● WORK REQUIRED:
Answer with a single number: how many lines in the listing below include "JSON"?

● DATASET:
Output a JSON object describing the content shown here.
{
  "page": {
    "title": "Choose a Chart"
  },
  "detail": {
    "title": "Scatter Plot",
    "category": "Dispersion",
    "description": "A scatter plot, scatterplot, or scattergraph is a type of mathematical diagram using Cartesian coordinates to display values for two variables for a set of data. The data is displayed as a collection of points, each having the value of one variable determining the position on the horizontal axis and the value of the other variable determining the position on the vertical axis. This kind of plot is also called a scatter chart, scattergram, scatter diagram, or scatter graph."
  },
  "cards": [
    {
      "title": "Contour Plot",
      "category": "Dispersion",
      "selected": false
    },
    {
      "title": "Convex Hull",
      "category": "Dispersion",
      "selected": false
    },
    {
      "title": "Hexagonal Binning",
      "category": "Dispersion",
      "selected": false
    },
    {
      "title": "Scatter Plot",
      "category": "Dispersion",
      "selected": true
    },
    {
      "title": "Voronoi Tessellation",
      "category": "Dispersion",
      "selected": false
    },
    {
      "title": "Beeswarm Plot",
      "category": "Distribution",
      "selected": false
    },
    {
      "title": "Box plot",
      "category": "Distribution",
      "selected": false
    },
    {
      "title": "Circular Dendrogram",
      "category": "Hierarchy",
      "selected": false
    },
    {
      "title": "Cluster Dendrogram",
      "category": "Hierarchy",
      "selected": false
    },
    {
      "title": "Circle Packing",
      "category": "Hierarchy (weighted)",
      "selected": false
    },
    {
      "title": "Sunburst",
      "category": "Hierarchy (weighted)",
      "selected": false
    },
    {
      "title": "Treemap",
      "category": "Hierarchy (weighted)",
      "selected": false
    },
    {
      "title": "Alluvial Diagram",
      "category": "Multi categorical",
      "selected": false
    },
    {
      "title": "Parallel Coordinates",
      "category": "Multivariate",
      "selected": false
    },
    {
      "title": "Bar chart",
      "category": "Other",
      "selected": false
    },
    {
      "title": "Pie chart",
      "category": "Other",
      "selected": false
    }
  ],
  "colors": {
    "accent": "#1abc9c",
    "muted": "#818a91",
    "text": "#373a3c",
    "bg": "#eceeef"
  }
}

...

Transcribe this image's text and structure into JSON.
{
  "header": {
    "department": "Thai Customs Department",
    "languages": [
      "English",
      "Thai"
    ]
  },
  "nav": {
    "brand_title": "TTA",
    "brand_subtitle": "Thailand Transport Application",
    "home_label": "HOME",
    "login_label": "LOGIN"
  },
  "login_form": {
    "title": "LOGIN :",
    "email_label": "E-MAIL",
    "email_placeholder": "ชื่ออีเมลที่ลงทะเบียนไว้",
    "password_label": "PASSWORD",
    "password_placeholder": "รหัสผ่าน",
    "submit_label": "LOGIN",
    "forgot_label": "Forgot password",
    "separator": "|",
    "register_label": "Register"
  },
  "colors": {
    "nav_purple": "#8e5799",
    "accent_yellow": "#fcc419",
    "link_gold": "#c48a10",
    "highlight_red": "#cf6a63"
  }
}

● RESULT:
2